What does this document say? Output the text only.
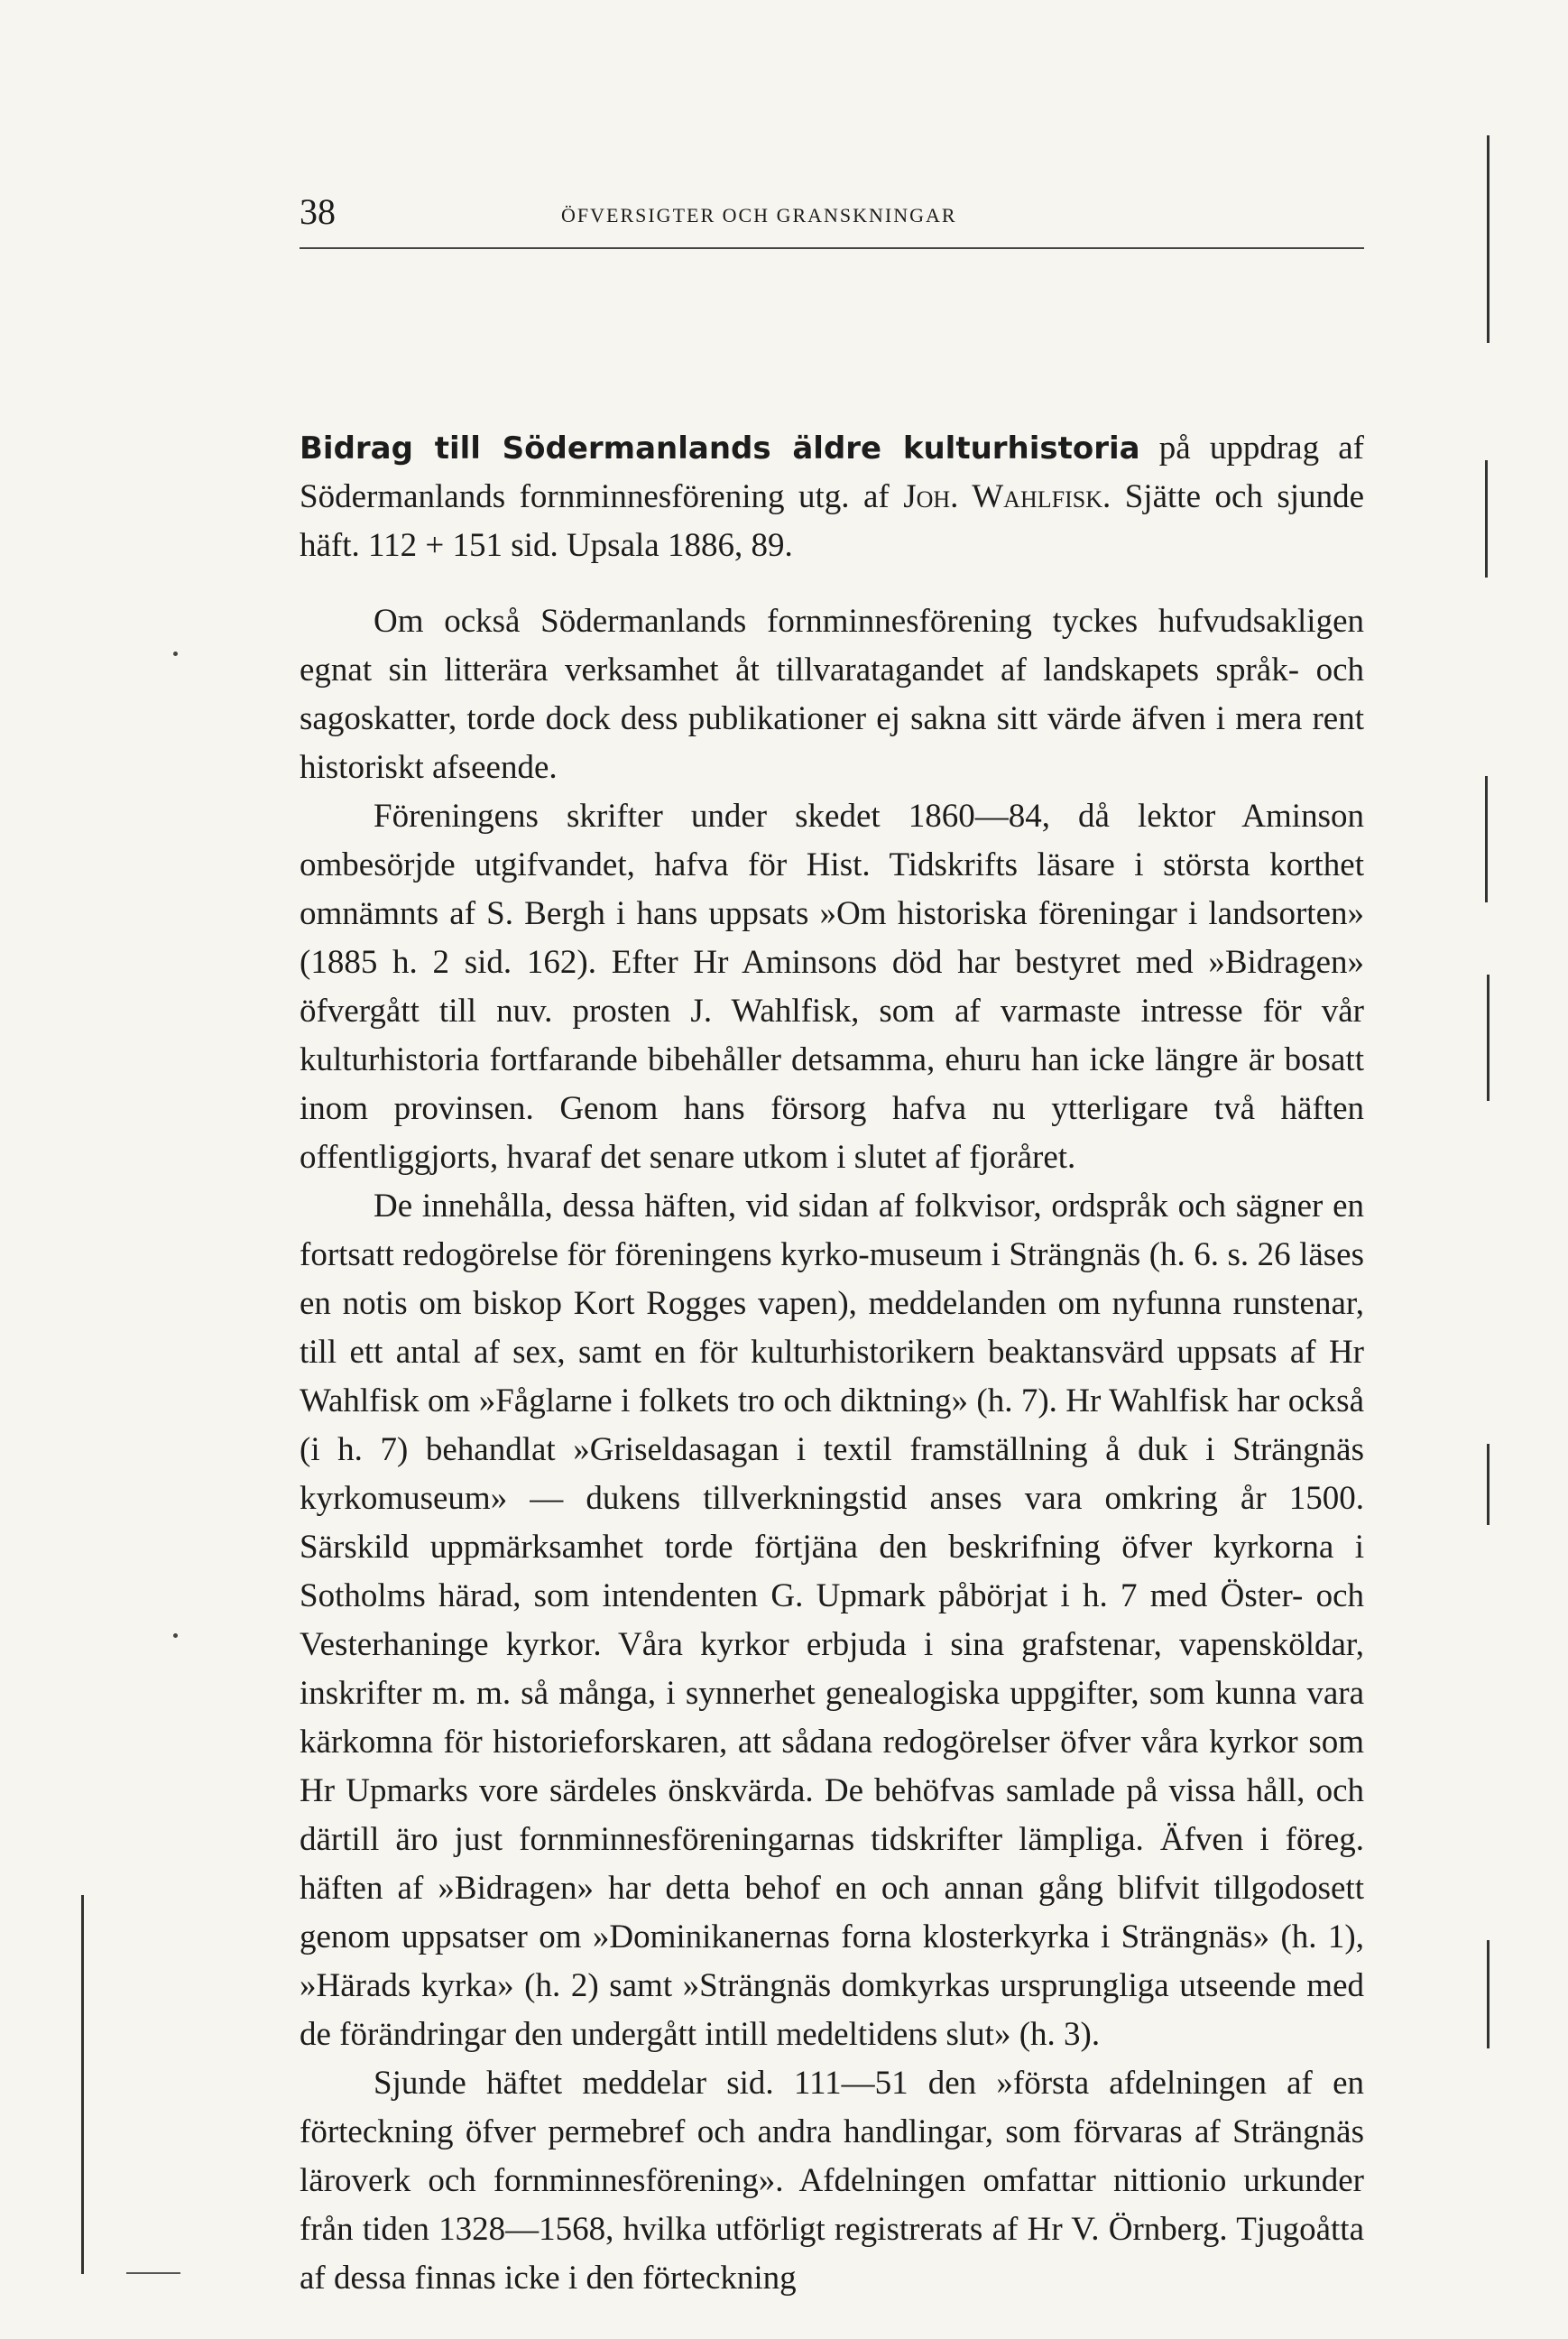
38	ÖFVERSIGTER OCH GRANSKNINGAR

Bidrag till Södermanlands äldre kulturhistoria på uppdrag af Södermanlands fornminnesförening utg. af Joh. Wahlfisk. Sjätte och sjunde häft. 112 + 151 sid. Upsala 1886, 89.

Om också Södermanlands fornminnesförening tyckes hufvudsakligen egnat sin litterära verksamhet åt tillvaratagandet af landskapets språk- och sagoskatter, torde dock dess publikationer ej sakna sitt värde äfven i mera rent historiskt afseende.

Föreningens skrifter under skedet 1860—84, då lektor Aminson ombesörjde utgifvandet, hafva för Hist. Tidskrifts läsare i största korthet omnämnts af S. Bergh i hans uppsats »Om historiska föreningar i landsorten» (1885 h. 2 sid. 162). Efter Hr Aminsons död har bestyret med »Bidragen» öfvergått till nuv. prosten J. Wahlfisk, som af varmaste intresse för vår kulturhistoria fortfarande bibehåller detsamma, ehuru han icke längre är bosatt inom provinsen. Genom hans försorg hafva nu ytterligare två häften offentliggjorts, hvaraf det senare utkom i slutet af fjoråret.

De innehålla, dessa häften, vid sidan af folkvisor, ordspråk och sägner en fortsatt redogörelse för föreningens kyrko-museum i Strängnäs (h. 6. s. 26 läses en notis om biskop Kort Rogges vapen), meddelanden om nyfunna runstenar, till ett antal af sex, samt en för kulturhistorikern beaktansvärd uppsats af Hr Wahlfisk om »Fåglarne i folkets tro och diktning» (h. 7). Hr Wahlfisk har också (i h. 7) behandlat »Griseldasagan i textil framställning å duk i Strängnäs kyrkomuseum» — dukens tillverkningstid anses vara omkring år 1500. Särskild uppmärksamhet torde förtjäna den beskrifning öfver kyrkorna i Sotholms härad, som intendenten G. Upmark påbörjat i h. 7 med Öster- och Vesterhaninge kyrkor. Våra kyrkor erbjuda i sina grafstenar, vapensköldar, inskrifter m. m. så många, i synnerhet genealogiska uppgifter, som kunna vara kärkomna för historieforskaren, att sådana redogörelser öfver våra kyrkor som Hr Upmarks vore särdeles önskvärda. De behöfvas samlade på vissa håll, och därtill äro just fornminnesföreningarnas tidskrifter lämpliga. Äfven i föreg. häften af »Bidragen» har detta behof en och annan gång blifvit tillgodosett genom uppsatser om »Dominikanernas forna klosterkyrka i Strängnäs» (h. 1), »Härads kyrka» (h. 2) samt »Strängnäs domkyrkas ursprungliga utseende med de förändringar den undergått intill medeltidens slut» (h. 3).

Sjunde häftet meddelar sid. 111—51 den »första afdelningen af en förteckning öfver permebref och andra handlingar, som förvaras af Strängnäs läroverk och fornminnesförening». Afdelningen omfattar nittionio urkunder från tiden 1328—1568, hvilka utförligt registrerats af Hr V. Örnberg. Tjugoåtta af dessa finnas icke i den förteckning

◇ ◇ ◇ ◇ ◇

**YOUR OBJECTIVE**
Please print all the entries exactly as written, but drop the pictures.

**WRITTEN SOLUTION**
What does this document say? Output the text only.
38	ÖFVERSIGTER OCH GRANSKNINGAR

Bidrag till Södermanlands äldre kulturhistoria på uppdrag af Södermanlands fornminnesförening utg. af Joh. Wahlfisk. Sjätte och sjunde häft. 112 + 151 sid. Upsala 1886, 89.

Om också Södermanlands fornminnesförening tyckes hufvudsakligen egnat sin litterära verksamhet åt tillvaratagandet af landskapets språk- och sagoskatter, torde dock dess publikationer ej sakna sitt värde äfven i mera rent historiskt afseende.

Föreningens skrifter under skedet 1860—84, då lektor Aminson ombesörjde utgifvandet, hafva för Hist. Tidskrifts läsare i största korthet omnämnts af S. Bergh i hans uppsats »Om historiska föreningar i landsorten» (1885 h. 2 sid. 162). Efter Hr Aminsons död har bestyret med »Bidragen» öfvergått till nuv. prosten J. Wahlfisk, som af varmaste intresse för vår kulturhistoria fortfarande bibehåller detsamma, ehuru han icke längre är bosatt inom provinsen. Genom hans försorg hafva nu ytterligare två häften offentliggjorts, hvaraf det senare utkom i slutet af fjoråret.

De innehålla, dessa häften, vid sidan af folkvisor, ordspråk och sägner en fortsatt redogörelse för föreningens kyrko-museum i Strängnäs (h. 6. s. 26 läses en notis om biskop Kort Rogges vapen), meddelanden om nyfunna runstenar, till ett antal af sex, samt en för kulturhistorikern beaktansvärd uppsats af Hr Wahlfisk om »Fåglarne i folkets tro och diktning» (h. 7). Hr Wahlfisk har också (i h. 7) behandlat »Griseldasagan i textil framställning å duk i Strängnäs kyrkomuseum» — dukens tillverkningstid anses vara omkring år 1500. Särskild uppmärksamhet torde förtjäna den beskrifning öfver kyrkorna i Sotholms härad, som intendenten G. Upmark påbörjat i h. 7 med Öster- och Vesterhaninge kyrkor. Våra kyrkor erbjuda i sina grafstenar, vapensköldar, inskrifter m. m. så många, i synnerhet genealogiska uppgifter, som kunna vara kärkomna för historieforskaren, att sådana redogörelser öfver våra kyrkor som Hr Upmarks vore särdeles önskvärda. De behöfvas samlade på vissa håll, och därtill äro just fornminnesföreningarnas tidskrifter lämpliga. Äfven i föreg. häften af »Bidragen» har detta behof en och annan gång blifvit tillgodosett genom uppsatser om »Dominikanernas forna klosterkyrka i Strängnäs» (h. 1), »Härads kyrka» (h. 2) samt »Strängnäs domkyrkas ursprungliga utseende med de förändringar den undergått intill medeltidens slut» (h. 3).

Sjunde häftet meddelar sid. 111—51 den »första afdelningen af en förteckning öfver permebref och andra handlingar, som förvaras af Strängnäs läroverk och fornminnesförening». Afdelningen omfattar nittionio urkunder från tiden 1328—1568, hvilka utförligt registrerats af Hr V. Örnberg. Tjugoåtta af dessa finnas icke i den förteckning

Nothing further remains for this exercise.